:: GOAL ::
All of the data should be repeated exactly; pictures are not part of the copy.

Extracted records
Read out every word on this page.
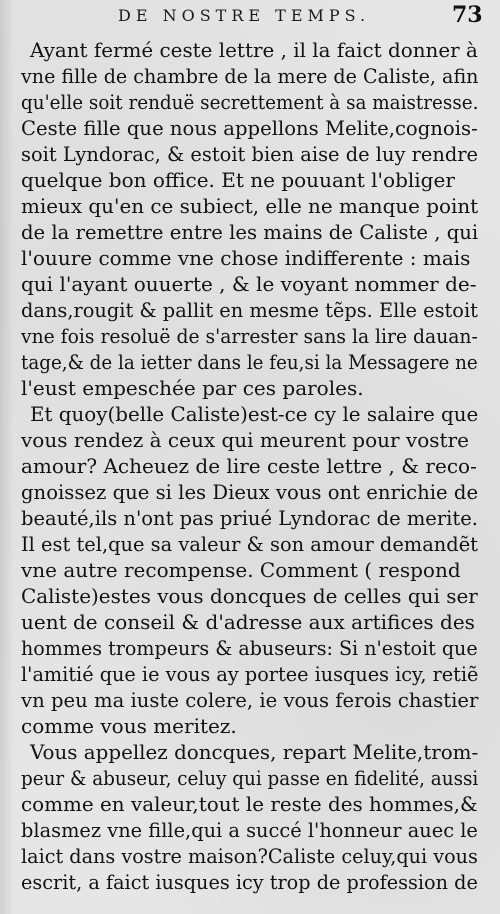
DE NOSTRE TEMPS.	73
Ayant fermé ceste lettre , il la faict donner à
vne fille de chambre de la mere de Caliste, afin
qu'elle soit renduë secrettement à sa maistresse.
Ceste fille que nous appellons Melite,cognois-
soit Lyndorac, & estoit bien aise de luy rendre
quelque bon office. Et ne pouuant l'obliger
mieux qu'en ce subiect, elle ne manque point
de la remettre entre les mains de Caliste , qui
l'ouure comme vne chose indifferente : mais
qui l'ayant ouuerte , & le voyant nommer de-
dans,rougit & pallit en mesme tẽps. Elle estoit
vne fois resoluë de s'arrester sans la lire dauan-
tage,& de la ietter dans le feu,si la Messagere ne
l'eust empeschée par ces paroles.
Et quoy(belle Caliste)est-ce cy le salaire que
vous rendez à ceux qui meurent pour vostre
amour? Acheuez de lire ceste lettre , & reco-
gnoissez que si les Dieux vous ont enrichie de
beauté,ils n'ont pas priué Lyndorac de merite.
Il est tel,que sa valeur & son amour demandẽt
vne autre recompense. Comment ( respond
Caliste)estes vous doncques de celles qui ser
uent de conseil & d'adresse aux artifices des
hommes trompeurs & abuseurs: Si n'estoit que
l'amitié que ie vous ay portee iusques icy, retiẽ
vn peu ma iuste colere, ie vous ferois chastier
comme vous meritez.
Vous appellez doncques, repart Melite,trom-
peur & abuseur, celuy qui passe en fidelité, aussi
comme en valeur,tout le reste des hommes,&
blasmez vne fille,qui a succé l'honneur auec le
laict dans vostre maison?Caliste celuy,qui vous
escrit, a faict iusques icy trop de profession de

:: TASK RESULT ::
Read out every word on this page.
DE NOSTRE TEMPS.	73
Ayant fermé ceste lettre , il la faict donner à
vne fille de chambre de la mere de Caliste, afin
qu'elle soit renduë secrettement à sa maistresse.
Ceste fille que nous appellons Melite,cognois-
soit Lyndorac, & estoit bien aise de luy rendre
quelque bon office. Et ne pouuant l'obliger
mieux qu'en ce subiect, elle ne manque point
de la remettre entre les mains de Caliste , qui
l'ouure comme vne chose indifferente : mais
qui l'ayant ouuerte , & le voyant nommer de-
dans,rougit & pallit en mesme tẽps. Elle estoit
vne fois resoluë de s'arrester sans la lire dauan-
tage,& de la ietter dans le feu,si la Messagere ne
l'eust empeschée par ces paroles.
Et quoy(belle Caliste)est-ce cy le salaire que
vous rendez à ceux qui meurent pour vostre
amour? Acheuez de lire ceste lettre , & reco-
gnoissez que si les Dieux vous ont enrichie de
beauté,ils n'ont pas priué Lyndorac de merite.
Il est tel,que sa valeur & son amour demandẽt
vne autre recompense. Comment ( respond
Caliste)estes vous doncques de celles qui ser
uent de conseil & d'adresse aux artifices des
hommes trompeurs & abuseurs: Si n'estoit que
l'amitié que ie vous ay portee iusques icy, retiẽ
vn peu ma iuste colere, ie vous ferois chastier
comme vous meritez.
Vous appellez doncques, repart Melite,trom-
peur & abuseur, celuy qui passe en fidelité, aussi
comme en valeur,tout le reste des hommes,&
blasmez vne fille,qui a succé l'honneur auec le
laict dans vostre maison?Caliste celuy,qui vous
escrit, a faict iusques icy trop de profession de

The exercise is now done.